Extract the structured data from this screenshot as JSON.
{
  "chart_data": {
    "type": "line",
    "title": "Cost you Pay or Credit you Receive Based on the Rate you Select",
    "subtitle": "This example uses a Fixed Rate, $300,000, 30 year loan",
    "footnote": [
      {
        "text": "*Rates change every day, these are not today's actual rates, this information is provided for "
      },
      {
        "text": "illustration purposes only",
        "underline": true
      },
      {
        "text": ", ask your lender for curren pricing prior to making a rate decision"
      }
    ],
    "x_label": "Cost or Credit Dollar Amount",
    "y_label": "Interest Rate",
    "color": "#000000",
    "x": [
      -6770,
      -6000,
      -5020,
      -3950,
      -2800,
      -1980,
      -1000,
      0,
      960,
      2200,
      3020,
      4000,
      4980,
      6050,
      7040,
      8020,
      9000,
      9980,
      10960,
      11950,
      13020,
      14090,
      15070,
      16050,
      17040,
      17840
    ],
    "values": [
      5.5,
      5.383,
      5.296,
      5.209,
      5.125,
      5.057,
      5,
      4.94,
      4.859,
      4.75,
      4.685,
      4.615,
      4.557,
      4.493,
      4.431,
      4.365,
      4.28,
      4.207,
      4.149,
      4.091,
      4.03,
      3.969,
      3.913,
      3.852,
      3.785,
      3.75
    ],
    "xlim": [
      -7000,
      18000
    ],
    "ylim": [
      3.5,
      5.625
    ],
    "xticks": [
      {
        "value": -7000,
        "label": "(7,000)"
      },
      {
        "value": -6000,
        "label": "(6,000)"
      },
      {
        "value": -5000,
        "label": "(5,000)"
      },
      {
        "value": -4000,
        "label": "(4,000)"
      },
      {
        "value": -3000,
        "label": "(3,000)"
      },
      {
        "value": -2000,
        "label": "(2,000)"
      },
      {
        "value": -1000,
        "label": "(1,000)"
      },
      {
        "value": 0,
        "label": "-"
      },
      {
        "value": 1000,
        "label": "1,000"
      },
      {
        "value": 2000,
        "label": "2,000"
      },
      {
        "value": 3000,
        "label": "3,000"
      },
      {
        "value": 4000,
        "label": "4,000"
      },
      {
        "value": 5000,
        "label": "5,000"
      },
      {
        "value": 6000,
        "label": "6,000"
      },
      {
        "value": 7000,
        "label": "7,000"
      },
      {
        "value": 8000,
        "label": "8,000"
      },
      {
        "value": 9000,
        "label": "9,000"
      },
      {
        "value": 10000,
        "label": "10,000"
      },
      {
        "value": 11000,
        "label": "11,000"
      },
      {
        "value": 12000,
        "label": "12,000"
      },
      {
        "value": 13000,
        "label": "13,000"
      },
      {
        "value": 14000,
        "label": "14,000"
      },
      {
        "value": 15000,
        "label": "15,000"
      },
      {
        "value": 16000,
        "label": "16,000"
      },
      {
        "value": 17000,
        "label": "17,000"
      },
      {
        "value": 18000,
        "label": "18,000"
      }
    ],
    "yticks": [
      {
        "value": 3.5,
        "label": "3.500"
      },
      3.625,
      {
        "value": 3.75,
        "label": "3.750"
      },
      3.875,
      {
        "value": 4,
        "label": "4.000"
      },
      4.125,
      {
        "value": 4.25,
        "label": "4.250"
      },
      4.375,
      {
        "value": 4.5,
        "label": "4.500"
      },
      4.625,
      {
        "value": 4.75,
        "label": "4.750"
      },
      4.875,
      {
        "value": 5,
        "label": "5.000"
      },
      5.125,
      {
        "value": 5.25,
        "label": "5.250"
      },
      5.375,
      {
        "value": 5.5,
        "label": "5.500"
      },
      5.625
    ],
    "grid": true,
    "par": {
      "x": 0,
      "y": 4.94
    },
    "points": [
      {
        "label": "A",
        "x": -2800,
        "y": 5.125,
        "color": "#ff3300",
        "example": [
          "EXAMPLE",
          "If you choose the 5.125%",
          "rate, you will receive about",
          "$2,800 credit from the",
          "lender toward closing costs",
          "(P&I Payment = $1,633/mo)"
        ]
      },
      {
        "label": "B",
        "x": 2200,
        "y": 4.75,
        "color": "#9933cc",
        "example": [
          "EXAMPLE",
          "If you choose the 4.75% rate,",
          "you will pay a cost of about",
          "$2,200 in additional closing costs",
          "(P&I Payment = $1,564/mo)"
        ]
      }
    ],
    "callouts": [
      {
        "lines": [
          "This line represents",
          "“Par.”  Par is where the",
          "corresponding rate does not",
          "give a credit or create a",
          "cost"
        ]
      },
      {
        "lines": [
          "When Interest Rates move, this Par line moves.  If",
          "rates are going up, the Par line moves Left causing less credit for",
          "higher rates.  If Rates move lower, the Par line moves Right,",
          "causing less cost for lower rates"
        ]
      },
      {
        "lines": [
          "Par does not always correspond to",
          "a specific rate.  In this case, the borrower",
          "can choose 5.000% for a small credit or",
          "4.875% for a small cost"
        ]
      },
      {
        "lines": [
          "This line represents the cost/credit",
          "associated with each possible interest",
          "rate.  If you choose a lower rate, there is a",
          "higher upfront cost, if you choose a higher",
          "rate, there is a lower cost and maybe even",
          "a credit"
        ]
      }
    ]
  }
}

| WHAT THE TASK REQUIRES |
From the listing, copy each line containing the word "moves".

| WORKED SOLUTION |
          "When Interest Rates move, this Par line moves.  If",
          "rates are going up, the Par line moves Left causing less credit for",
          "higher rates.  If Rates move lower, the Par line moves Right,",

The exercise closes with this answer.